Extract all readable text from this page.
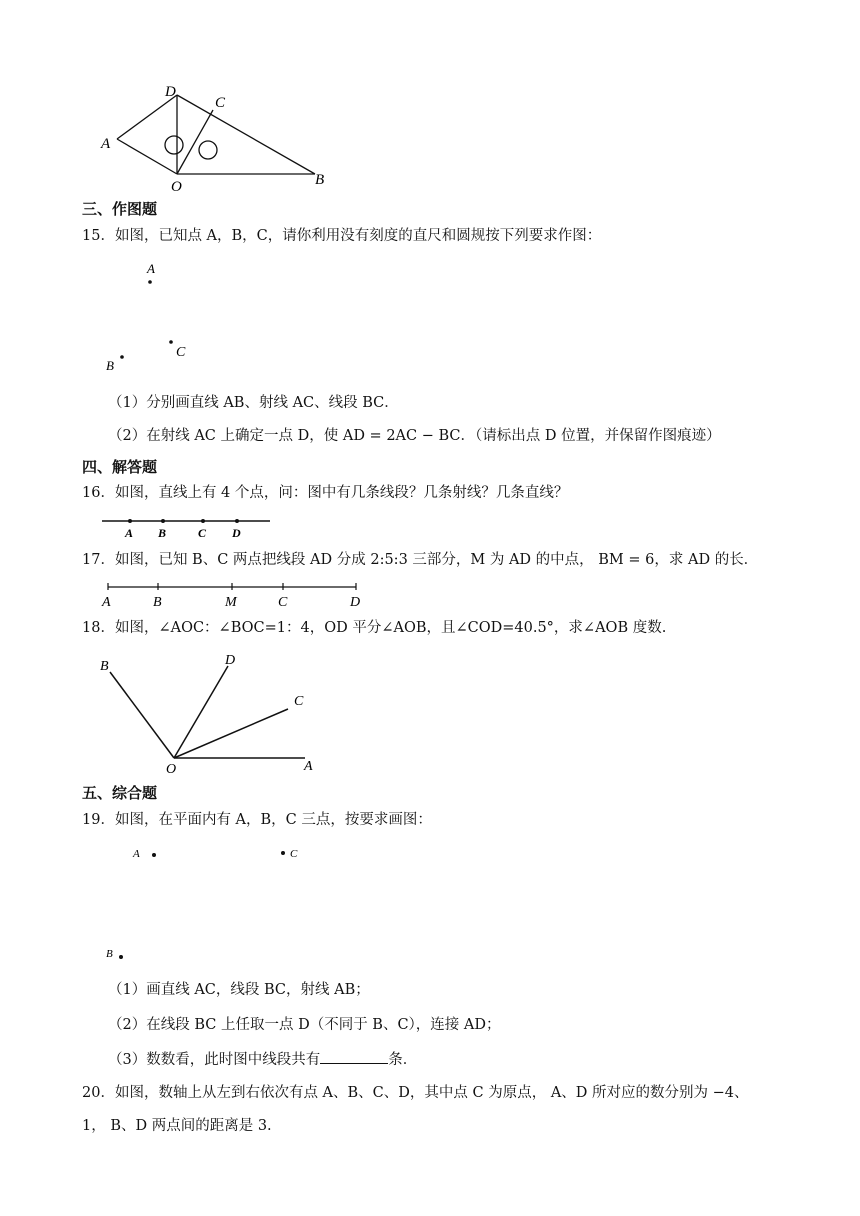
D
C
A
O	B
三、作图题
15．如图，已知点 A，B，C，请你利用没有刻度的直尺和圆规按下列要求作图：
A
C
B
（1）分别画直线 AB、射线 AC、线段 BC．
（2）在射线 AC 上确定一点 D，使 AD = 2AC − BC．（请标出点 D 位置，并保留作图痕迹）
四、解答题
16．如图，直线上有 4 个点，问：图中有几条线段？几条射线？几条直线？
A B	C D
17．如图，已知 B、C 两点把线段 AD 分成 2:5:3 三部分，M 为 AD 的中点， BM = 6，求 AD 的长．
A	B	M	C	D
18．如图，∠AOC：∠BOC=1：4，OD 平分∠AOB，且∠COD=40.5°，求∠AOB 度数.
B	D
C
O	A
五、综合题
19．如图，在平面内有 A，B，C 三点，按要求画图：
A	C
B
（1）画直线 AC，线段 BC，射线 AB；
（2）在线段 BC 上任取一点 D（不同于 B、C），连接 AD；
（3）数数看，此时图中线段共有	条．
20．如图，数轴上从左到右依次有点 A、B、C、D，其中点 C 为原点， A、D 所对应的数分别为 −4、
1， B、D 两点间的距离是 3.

------------------------

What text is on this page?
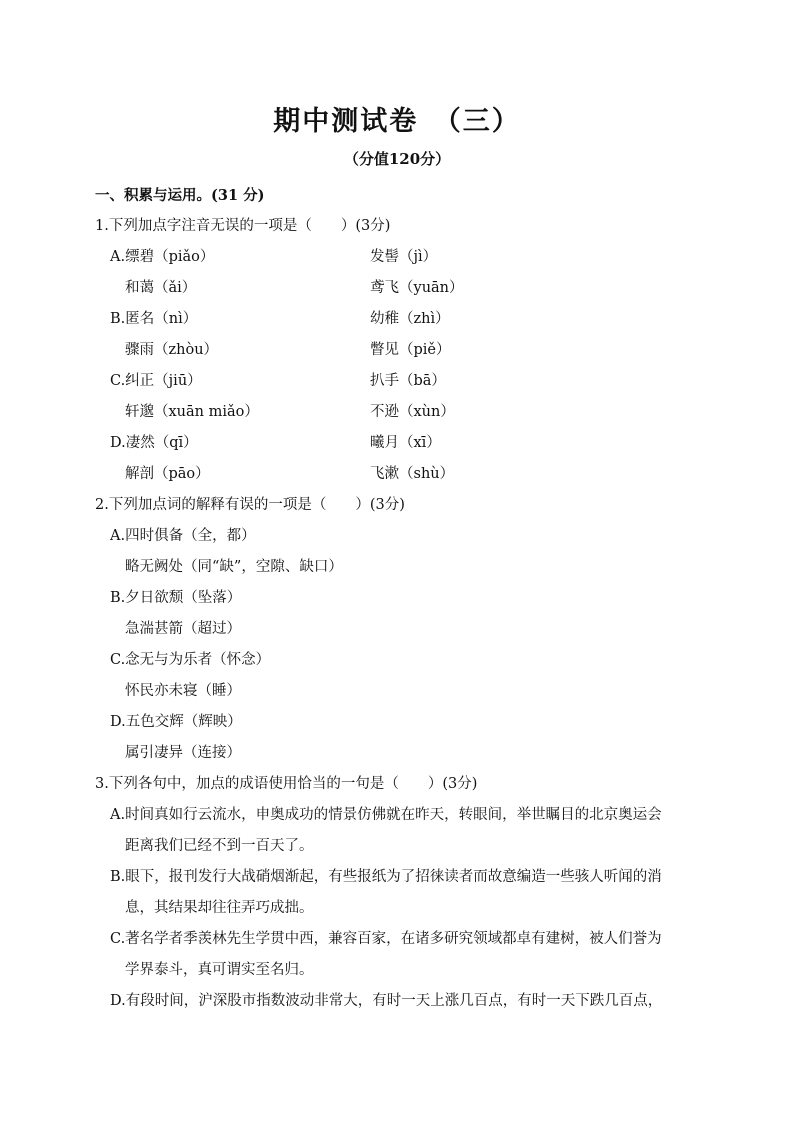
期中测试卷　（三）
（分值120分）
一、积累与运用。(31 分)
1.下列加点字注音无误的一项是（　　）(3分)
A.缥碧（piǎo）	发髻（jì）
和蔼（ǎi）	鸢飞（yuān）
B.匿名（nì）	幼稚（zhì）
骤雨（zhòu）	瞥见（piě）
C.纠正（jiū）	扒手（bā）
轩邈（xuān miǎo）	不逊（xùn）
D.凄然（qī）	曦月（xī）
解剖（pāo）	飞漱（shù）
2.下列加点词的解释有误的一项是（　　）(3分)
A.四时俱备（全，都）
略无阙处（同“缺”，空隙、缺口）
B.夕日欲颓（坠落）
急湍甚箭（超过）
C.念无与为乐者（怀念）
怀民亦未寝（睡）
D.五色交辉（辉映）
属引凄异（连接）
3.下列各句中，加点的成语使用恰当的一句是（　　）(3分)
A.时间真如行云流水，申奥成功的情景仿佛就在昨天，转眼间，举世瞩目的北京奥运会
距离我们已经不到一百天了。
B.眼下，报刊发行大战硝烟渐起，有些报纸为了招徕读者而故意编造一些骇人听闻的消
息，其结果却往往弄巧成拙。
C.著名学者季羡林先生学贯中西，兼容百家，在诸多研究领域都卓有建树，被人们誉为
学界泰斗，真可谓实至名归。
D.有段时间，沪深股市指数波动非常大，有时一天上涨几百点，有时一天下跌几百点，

------------------------

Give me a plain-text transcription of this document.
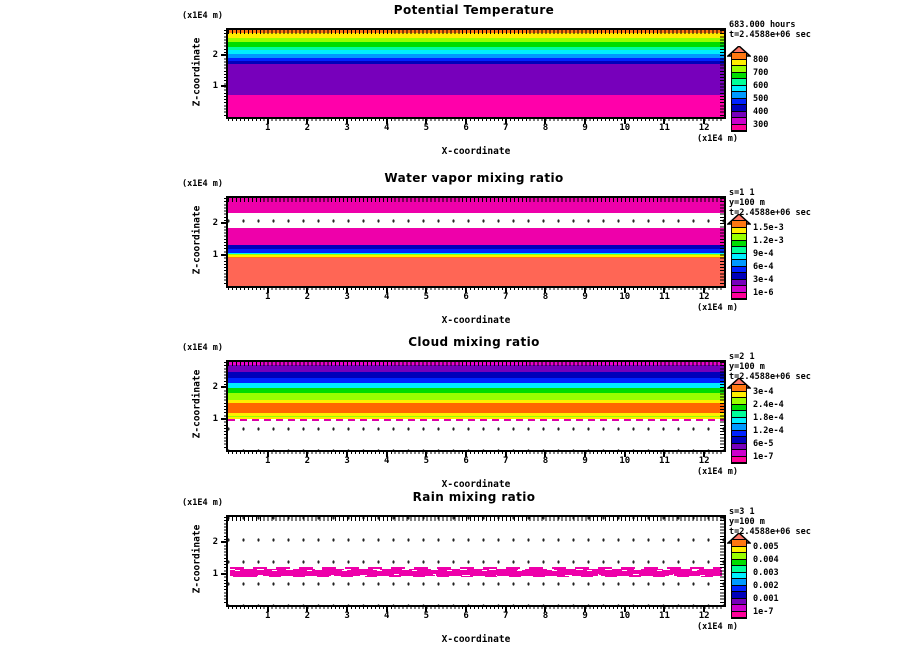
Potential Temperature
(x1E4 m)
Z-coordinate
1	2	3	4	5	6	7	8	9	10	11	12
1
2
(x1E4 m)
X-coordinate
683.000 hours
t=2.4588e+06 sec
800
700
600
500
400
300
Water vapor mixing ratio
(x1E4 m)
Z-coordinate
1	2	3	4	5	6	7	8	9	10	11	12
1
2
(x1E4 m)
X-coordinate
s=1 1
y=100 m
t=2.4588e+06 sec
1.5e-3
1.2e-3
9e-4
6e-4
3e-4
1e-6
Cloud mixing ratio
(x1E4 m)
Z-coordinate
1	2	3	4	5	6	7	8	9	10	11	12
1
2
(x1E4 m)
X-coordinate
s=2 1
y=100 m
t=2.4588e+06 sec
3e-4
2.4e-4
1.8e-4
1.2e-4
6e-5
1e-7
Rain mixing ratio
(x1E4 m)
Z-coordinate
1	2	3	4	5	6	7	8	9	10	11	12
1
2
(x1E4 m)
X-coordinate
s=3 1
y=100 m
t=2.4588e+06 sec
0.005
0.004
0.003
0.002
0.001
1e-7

------------------------

**DIRECTIONS FOR THIS TASK**
From the records above, work out how many lines contain the string "text". Give only the number.

**RESULT BELOW**
3